• What to work on: Give the number of lines in this listing that contain "Volume", with no other words.

• Material to process:
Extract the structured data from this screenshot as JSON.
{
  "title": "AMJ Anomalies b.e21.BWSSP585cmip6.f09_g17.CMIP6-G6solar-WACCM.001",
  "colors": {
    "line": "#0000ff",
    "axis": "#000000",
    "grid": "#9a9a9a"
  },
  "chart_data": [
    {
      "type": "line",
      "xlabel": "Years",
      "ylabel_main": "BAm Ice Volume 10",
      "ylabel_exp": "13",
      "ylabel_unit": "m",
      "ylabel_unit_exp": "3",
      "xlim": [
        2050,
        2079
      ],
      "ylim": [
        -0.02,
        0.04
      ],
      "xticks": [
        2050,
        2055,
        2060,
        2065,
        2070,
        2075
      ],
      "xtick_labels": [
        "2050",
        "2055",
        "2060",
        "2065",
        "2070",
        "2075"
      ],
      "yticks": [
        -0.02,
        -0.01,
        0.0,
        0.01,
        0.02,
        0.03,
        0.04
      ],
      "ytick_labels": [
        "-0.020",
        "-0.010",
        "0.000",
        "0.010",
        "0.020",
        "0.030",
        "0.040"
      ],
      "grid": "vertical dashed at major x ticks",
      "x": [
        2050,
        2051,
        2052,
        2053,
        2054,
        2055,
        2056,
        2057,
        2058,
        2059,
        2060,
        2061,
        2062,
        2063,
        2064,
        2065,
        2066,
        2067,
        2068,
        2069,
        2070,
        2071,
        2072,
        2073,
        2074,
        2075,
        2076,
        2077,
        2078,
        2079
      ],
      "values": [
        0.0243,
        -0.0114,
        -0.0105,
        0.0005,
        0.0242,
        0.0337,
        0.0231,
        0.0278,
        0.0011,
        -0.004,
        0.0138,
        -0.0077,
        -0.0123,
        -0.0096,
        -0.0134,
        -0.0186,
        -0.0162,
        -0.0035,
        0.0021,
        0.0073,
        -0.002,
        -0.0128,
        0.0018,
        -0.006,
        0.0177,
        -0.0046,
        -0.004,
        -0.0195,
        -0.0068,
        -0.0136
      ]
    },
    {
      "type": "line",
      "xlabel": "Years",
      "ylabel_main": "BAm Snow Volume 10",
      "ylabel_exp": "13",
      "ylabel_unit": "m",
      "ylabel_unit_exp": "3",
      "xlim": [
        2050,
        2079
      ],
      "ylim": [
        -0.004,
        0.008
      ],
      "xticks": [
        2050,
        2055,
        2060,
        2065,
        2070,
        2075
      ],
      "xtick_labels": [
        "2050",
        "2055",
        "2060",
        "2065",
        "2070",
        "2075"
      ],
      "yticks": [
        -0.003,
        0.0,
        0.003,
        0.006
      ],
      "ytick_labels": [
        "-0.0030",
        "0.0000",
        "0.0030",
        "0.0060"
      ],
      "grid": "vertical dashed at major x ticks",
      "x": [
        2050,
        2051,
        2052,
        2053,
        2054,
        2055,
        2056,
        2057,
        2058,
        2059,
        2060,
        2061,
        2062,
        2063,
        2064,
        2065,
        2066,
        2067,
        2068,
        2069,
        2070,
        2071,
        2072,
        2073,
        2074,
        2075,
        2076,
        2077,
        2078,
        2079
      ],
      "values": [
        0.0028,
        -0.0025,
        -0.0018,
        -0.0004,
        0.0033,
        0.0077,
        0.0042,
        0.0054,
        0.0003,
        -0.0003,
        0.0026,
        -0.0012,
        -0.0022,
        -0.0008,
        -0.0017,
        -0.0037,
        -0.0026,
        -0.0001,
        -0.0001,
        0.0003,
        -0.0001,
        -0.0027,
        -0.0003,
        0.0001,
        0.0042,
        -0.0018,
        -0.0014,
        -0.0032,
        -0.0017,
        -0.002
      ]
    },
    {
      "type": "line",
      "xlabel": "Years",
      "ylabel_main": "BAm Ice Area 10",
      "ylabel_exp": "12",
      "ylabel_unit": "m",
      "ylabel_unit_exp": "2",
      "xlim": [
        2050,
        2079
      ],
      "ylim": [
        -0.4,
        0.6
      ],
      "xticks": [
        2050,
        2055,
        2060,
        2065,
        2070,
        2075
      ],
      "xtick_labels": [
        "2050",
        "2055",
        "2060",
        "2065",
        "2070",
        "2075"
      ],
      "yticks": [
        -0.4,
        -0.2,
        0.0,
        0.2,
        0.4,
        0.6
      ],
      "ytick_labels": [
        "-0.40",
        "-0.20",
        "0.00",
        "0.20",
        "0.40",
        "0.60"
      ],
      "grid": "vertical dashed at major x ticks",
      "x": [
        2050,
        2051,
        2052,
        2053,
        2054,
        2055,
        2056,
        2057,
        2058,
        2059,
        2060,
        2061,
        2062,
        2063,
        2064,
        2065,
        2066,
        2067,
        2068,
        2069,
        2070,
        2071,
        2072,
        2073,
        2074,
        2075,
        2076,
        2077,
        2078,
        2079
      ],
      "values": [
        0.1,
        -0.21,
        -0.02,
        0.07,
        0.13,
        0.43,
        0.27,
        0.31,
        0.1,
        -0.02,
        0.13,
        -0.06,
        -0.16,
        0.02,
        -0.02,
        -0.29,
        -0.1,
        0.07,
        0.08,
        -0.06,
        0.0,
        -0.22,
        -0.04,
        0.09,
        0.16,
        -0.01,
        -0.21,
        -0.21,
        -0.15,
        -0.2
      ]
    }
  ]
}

• Expected answer: 2